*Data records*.
※
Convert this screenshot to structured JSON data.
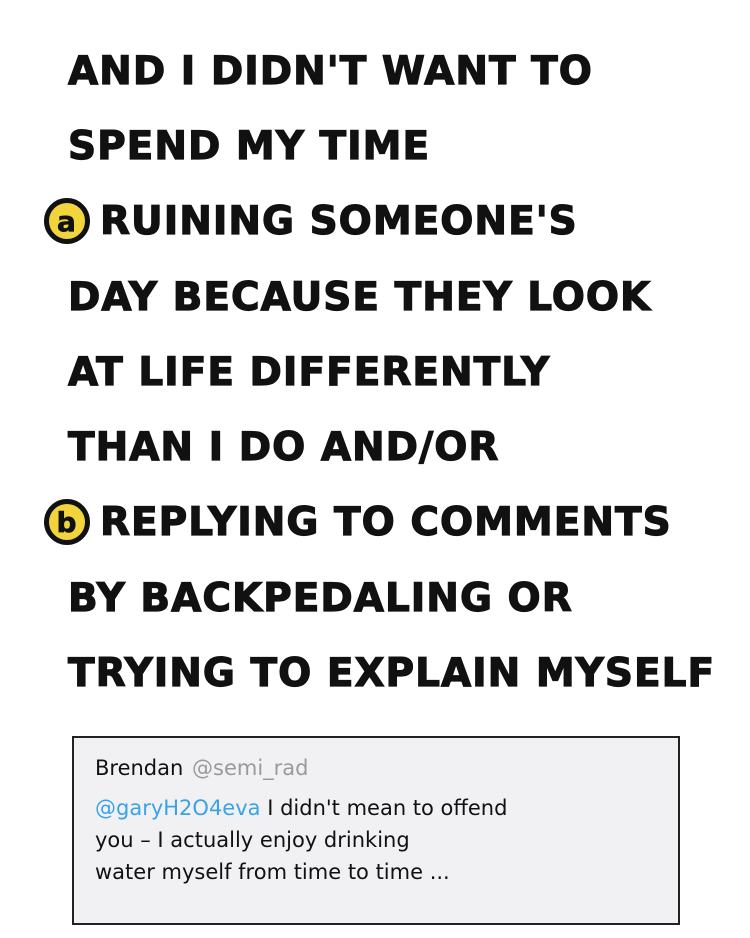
{
  "comic": {
    "lines": [
      "AND I DIDN'T WANT TO",
      "SPEND MY TIME",
      "RUINING SOMEONE'S",
      "DAY BECAUSE THEY LOOK",
      "AT LIFE DIFFERENTLY",
      "THAN I DO AND/OR",
      "REPLYING TO COMMENTS",
      "BY BACKPEDALING OR",
      "TRYING TO EXPLAIN MYSELF"
    ],
    "markers": {
      "a": "a",
      "b": "b"
    },
    "marker_color": "#f2d43c"
  },
  "tweet": {
    "name": "Brendan",
    "handle": "@semi_rad",
    "mention": "@garyH2O4eva",
    "body_line1": "I didn't mean to offend",
    "body_line2": "you – I actually enjoy drinking",
    "body_line3": "water myself from time to time ...",
    "mention_color": "#3aa3e8",
    "handle_color": "#9a9a9a",
    "background": "#f1f1f3"
  }
}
※
*What to produce*. Quote all the lines above exactly as given. Do not include the pictures.

*Written solution*.
Convert this screenshot to structured JSON data.
{
  "comic": {
    "lines": [
      "AND I DIDN'T WANT TO",
      "SPEND MY TIME",
      "RUINING SOMEONE'S",
      "DAY BECAUSE THEY LOOK",
      "AT LIFE DIFFERENTLY",
      "THAN I DO AND/OR",
      "REPLYING TO COMMENTS",
      "BY BACKPEDALING OR",
      "TRYING TO EXPLAIN MYSELF"
    ],
    "markers": {
      "a": "a",
      "b": "b"
    },
    "marker_color": "#f2d43c"
  },
  "tweet": {
    "name": "Brendan",
    "handle": "@semi_rad",
    "mention": "@garyH2O4eva",
    "body_line1": "I didn't mean to offend",
    "body_line2": "you – I actually enjoy drinking",
    "body_line3": "water myself from time to time ...",
    "mention_color": "#3aa3e8",
    "handle_color": "#9a9a9a",
    "background": "#f1f1f3"
  }
}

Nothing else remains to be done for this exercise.